• EXTRACTED MATERIAL:
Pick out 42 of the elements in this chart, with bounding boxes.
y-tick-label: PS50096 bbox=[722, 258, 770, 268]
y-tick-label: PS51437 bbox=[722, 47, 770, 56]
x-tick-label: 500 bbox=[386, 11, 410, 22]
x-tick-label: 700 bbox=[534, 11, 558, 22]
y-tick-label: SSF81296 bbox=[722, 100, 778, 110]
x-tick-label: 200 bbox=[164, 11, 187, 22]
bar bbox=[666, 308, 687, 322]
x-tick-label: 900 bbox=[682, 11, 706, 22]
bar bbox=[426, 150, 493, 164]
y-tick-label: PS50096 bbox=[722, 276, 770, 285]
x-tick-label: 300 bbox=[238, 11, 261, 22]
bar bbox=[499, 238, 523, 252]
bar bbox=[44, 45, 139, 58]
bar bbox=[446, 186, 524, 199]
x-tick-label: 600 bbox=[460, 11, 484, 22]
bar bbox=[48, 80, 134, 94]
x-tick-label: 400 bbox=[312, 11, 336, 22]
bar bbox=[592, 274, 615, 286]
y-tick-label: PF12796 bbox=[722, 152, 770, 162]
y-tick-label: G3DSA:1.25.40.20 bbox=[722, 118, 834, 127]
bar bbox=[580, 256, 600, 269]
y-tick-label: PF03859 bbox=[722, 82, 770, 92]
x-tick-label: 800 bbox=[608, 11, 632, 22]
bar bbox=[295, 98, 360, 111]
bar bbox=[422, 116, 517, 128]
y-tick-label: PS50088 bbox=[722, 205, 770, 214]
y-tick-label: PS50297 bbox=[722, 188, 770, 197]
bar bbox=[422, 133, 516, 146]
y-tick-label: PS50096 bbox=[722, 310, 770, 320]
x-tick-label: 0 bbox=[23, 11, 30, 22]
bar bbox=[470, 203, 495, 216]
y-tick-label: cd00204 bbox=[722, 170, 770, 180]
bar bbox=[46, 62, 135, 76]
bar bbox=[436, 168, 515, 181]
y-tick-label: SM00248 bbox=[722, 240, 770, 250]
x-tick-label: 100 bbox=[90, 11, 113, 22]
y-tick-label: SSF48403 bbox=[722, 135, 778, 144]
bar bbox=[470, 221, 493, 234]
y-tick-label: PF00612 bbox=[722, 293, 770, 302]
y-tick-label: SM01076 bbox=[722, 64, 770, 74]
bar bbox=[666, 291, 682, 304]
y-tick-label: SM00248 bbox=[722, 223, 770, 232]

• AIM: Reproduce every line of the items above verbatim, keeping the original order.

• FULL ANSWER:
Pick out 42 of the elements in this chart, with bounding boxes.
y-tick-label: PS50096 bbox=[722, 258, 770, 268]
y-tick-label: PS51437 bbox=[722, 47, 770, 56]
x-tick-label: 500 bbox=[386, 11, 410, 22]
x-tick-label: 700 bbox=[534, 11, 558, 22]
y-tick-label: SSF81296 bbox=[722, 100, 778, 110]
x-tick-label: 200 bbox=[164, 11, 187, 22]
bar bbox=[666, 308, 687, 322]
x-tick-label: 900 bbox=[682, 11, 706, 22]
bar bbox=[426, 150, 493, 164]
y-tick-label: PS50096 bbox=[722, 276, 770, 285]
x-tick-label: 300 bbox=[238, 11, 261, 22]
bar bbox=[499, 238, 523, 252]
bar bbox=[44, 45, 139, 58]
bar bbox=[446, 186, 524, 199]
x-tick-label: 600 bbox=[460, 11, 484, 22]
bar bbox=[48, 80, 134, 94]
x-tick-label: 400 bbox=[312, 11, 336, 22]
bar bbox=[592, 274, 615, 286]
y-tick-label: PF12796 bbox=[722, 152, 770, 162]
y-tick-label: G3DSA:1.25.40.20 bbox=[722, 118, 834, 127]
bar bbox=[580, 256, 600, 269]
y-tick-label: PF03859 bbox=[722, 82, 770, 92]
x-tick-label: 800 bbox=[608, 11, 632, 22]
bar bbox=[295, 98, 360, 111]
bar bbox=[422, 116, 517, 128]
y-tick-label: PS50088 bbox=[722, 205, 770, 214]
y-tick-label: PS50297 bbox=[722, 188, 770, 197]
bar bbox=[422, 133, 516, 146]
y-tick-label: PS50096 bbox=[722, 310, 770, 320]
x-tick-label: 0 bbox=[23, 11, 30, 22]
bar bbox=[470, 203, 495, 216]
y-tick-label: cd00204 bbox=[722, 170, 770, 180]
bar bbox=[46, 62, 135, 76]
bar bbox=[436, 168, 515, 181]
y-tick-label: SM00248 bbox=[722, 240, 770, 250]
x-tick-label: 100 bbox=[90, 11, 113, 22]
y-tick-label: SSF48403 bbox=[722, 135, 778, 144]
bar bbox=[470, 221, 493, 234]
y-tick-label: PF00612 bbox=[722, 293, 770, 302]
y-tick-label: SM01076 bbox=[722, 64, 770, 74]
bar bbox=[666, 291, 682, 304]
y-tick-label: SM00248 bbox=[722, 223, 770, 232]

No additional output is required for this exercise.